>>

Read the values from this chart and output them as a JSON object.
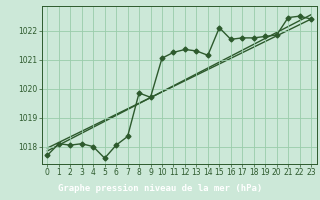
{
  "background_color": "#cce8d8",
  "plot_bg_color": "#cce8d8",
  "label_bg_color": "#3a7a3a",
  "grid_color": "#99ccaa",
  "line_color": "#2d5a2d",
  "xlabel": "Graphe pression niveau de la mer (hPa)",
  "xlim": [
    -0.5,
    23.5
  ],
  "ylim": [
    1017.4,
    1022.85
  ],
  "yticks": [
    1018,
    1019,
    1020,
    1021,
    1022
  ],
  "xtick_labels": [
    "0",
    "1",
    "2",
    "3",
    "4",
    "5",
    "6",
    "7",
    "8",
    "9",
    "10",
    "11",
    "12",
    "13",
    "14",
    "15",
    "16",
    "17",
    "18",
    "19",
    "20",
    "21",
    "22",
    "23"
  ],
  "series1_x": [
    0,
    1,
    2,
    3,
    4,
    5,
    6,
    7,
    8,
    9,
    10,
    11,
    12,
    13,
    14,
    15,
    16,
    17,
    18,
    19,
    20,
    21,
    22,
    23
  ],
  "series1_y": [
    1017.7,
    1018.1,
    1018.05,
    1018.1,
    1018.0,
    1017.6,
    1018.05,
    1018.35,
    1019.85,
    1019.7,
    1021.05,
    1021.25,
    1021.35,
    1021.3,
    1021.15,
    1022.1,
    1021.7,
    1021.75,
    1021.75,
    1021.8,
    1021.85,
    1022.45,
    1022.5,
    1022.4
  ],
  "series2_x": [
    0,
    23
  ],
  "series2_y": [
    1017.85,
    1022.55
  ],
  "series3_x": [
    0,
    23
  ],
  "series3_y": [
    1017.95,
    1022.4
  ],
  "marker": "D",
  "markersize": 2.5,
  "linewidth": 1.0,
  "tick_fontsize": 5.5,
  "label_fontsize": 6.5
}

<<

- Written task: In the copy, include no pictures; restate the listing above exactly.

- Solution:
Read the values from this chart and output them as a JSON object.
{
  "background_color": "#cce8d8",
  "plot_bg_color": "#cce8d8",
  "label_bg_color": "#3a7a3a",
  "grid_color": "#99ccaa",
  "line_color": "#2d5a2d",
  "xlabel": "Graphe pression niveau de la mer (hPa)",
  "xlim": [
    -0.5,
    23.5
  ],
  "ylim": [
    1017.4,
    1022.85
  ],
  "yticks": [
    1018,
    1019,
    1020,
    1021,
    1022
  ],
  "xtick_labels": [
    "0",
    "1",
    "2",
    "3",
    "4",
    "5",
    "6",
    "7",
    "8",
    "9",
    "10",
    "11",
    "12",
    "13",
    "14",
    "15",
    "16",
    "17",
    "18",
    "19",
    "20",
    "21",
    "22",
    "23"
  ],
  "series1_x": [
    0,
    1,
    2,
    3,
    4,
    5,
    6,
    7,
    8,
    9,
    10,
    11,
    12,
    13,
    14,
    15,
    16,
    17,
    18,
    19,
    20,
    21,
    22,
    23
  ],
  "series1_y": [
    1017.7,
    1018.1,
    1018.05,
    1018.1,
    1018.0,
    1017.6,
    1018.05,
    1018.35,
    1019.85,
    1019.7,
    1021.05,
    1021.25,
    1021.35,
    1021.3,
    1021.15,
    1022.1,
    1021.7,
    1021.75,
    1021.75,
    1021.8,
    1021.85,
    1022.45,
    1022.5,
    1022.4
  ],
  "series2_x": [
    0,
    23
  ],
  "series2_y": [
    1017.85,
    1022.55
  ],
  "series3_x": [
    0,
    23
  ],
  "series3_y": [
    1017.95,
    1022.4
  ],
  "marker": "D",
  "markersize": 2.5,
  "linewidth": 1.0,
  "tick_fontsize": 5.5,
  "label_fontsize": 6.5
}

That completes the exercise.